(Data excerpts)
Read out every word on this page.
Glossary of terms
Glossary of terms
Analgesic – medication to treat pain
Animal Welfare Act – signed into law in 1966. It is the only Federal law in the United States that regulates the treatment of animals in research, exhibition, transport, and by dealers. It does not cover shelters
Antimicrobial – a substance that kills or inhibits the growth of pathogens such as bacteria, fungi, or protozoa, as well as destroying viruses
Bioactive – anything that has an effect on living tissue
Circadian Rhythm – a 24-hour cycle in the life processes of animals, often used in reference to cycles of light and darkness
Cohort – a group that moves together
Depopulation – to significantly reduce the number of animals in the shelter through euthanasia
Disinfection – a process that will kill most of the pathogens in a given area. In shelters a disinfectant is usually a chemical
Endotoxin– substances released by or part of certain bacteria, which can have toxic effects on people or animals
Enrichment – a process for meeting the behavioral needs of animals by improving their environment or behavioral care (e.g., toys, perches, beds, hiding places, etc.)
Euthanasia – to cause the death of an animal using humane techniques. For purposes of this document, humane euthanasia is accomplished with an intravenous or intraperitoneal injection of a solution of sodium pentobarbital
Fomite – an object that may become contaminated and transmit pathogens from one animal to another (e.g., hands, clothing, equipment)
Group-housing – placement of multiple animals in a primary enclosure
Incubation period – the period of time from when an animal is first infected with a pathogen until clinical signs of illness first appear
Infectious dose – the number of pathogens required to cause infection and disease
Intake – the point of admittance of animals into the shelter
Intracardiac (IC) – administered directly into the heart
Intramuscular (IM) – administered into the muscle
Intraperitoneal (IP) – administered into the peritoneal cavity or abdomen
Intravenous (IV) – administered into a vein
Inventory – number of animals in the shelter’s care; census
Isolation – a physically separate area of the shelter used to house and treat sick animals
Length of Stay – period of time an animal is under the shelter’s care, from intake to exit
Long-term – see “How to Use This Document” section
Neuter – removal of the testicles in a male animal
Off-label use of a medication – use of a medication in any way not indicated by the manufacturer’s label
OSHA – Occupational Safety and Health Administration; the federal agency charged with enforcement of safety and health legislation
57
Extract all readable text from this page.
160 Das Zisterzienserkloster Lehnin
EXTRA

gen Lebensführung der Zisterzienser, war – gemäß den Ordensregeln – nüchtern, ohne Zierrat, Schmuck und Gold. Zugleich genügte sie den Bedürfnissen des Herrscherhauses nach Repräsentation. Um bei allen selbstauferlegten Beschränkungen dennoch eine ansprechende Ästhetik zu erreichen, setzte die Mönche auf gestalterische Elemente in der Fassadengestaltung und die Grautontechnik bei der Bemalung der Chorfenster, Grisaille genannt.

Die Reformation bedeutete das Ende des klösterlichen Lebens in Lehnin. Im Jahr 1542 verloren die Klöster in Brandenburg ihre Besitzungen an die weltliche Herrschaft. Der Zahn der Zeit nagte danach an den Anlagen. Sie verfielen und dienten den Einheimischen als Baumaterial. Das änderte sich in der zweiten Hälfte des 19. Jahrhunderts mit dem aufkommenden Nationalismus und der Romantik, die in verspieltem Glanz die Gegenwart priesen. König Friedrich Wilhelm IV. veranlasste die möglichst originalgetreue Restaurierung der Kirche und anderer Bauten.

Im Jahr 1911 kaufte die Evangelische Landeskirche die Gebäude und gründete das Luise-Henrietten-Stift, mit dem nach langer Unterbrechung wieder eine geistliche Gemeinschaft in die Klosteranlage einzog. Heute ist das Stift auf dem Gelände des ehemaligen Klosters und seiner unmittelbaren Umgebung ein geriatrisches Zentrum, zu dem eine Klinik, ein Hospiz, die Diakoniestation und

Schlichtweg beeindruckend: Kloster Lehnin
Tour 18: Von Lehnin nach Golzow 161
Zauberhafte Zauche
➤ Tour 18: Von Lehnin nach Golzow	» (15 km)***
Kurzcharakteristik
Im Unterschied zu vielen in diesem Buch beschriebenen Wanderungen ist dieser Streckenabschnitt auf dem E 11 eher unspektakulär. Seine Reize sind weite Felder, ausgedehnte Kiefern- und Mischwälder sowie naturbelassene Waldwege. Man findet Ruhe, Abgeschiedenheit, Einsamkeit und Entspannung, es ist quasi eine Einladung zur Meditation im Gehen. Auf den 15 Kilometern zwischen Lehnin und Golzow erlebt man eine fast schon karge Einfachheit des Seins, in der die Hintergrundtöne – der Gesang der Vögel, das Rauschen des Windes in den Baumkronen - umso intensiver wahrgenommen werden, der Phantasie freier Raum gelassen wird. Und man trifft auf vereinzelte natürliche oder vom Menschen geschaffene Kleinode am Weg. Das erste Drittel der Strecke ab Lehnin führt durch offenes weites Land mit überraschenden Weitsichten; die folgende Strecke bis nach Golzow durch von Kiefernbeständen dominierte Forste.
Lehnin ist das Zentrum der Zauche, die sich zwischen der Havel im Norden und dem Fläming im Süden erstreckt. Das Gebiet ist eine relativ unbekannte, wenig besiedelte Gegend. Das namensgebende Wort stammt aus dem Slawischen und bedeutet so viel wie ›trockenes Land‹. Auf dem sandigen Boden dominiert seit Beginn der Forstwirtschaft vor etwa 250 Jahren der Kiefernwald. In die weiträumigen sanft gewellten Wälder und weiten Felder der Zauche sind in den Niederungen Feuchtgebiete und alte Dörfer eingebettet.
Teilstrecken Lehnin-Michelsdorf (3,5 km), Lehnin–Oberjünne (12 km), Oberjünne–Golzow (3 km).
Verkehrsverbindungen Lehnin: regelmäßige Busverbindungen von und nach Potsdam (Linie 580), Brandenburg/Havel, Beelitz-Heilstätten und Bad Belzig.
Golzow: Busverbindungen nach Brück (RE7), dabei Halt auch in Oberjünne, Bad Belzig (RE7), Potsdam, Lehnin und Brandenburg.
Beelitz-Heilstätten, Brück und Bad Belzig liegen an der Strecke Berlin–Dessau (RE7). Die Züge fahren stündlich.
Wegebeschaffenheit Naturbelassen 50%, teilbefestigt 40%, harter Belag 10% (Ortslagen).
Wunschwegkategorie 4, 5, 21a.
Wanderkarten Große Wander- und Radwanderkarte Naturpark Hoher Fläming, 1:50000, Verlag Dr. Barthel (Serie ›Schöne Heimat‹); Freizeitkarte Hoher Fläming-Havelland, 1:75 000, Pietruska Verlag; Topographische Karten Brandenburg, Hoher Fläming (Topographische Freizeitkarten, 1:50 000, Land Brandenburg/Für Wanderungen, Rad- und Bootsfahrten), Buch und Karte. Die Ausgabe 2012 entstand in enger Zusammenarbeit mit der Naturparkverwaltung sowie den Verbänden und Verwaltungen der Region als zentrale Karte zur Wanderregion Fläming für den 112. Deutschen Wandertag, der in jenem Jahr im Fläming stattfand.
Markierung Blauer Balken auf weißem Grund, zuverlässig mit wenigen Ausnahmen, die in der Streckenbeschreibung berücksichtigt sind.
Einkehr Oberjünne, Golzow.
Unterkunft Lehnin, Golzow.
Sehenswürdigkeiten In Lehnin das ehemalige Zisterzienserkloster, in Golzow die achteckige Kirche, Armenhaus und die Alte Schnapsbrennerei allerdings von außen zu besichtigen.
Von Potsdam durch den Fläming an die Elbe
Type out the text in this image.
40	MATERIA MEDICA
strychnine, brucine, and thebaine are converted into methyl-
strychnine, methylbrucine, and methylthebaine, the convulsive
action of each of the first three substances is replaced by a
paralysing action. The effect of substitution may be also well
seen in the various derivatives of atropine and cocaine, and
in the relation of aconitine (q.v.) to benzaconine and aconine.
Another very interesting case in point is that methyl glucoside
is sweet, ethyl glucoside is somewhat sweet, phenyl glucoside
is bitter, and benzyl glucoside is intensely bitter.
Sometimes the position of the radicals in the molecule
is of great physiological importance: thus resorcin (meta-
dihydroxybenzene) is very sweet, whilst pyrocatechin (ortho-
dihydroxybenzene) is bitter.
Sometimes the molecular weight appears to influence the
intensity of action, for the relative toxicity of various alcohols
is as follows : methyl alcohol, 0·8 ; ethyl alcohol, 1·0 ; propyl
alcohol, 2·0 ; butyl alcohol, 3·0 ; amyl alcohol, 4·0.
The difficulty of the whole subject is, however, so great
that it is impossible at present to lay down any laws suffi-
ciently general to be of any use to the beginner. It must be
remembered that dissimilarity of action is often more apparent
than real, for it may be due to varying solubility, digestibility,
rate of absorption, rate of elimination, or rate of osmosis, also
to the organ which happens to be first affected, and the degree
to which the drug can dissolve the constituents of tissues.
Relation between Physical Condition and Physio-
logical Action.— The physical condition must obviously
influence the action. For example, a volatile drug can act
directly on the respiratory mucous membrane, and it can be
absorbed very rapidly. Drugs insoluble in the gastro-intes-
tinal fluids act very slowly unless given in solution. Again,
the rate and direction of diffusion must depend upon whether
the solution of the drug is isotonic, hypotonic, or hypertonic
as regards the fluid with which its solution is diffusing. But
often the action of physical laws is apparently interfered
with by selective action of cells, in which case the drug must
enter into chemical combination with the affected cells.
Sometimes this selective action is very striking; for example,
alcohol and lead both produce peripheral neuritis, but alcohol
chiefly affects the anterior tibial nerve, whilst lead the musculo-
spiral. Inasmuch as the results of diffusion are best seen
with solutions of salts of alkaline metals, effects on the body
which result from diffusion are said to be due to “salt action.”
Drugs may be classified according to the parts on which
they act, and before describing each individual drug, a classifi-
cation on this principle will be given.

**What the task asks:** Return, in full, every line of these entries that holds "Oberjünne".

**Written response:**
Teilstrecken Lehnin-Michelsdorf (3,5 km), Lehnin–Oberjünne (12 km), Oberjünne–Golzow (3 km).
Golzow: Busverbindungen nach Brück (RE7), dabei Halt auch in Oberjünne, Bad Belzig (RE7), Potsdam, Lehnin und Brandenburg.
Einkehr Oberjünne, Golzow.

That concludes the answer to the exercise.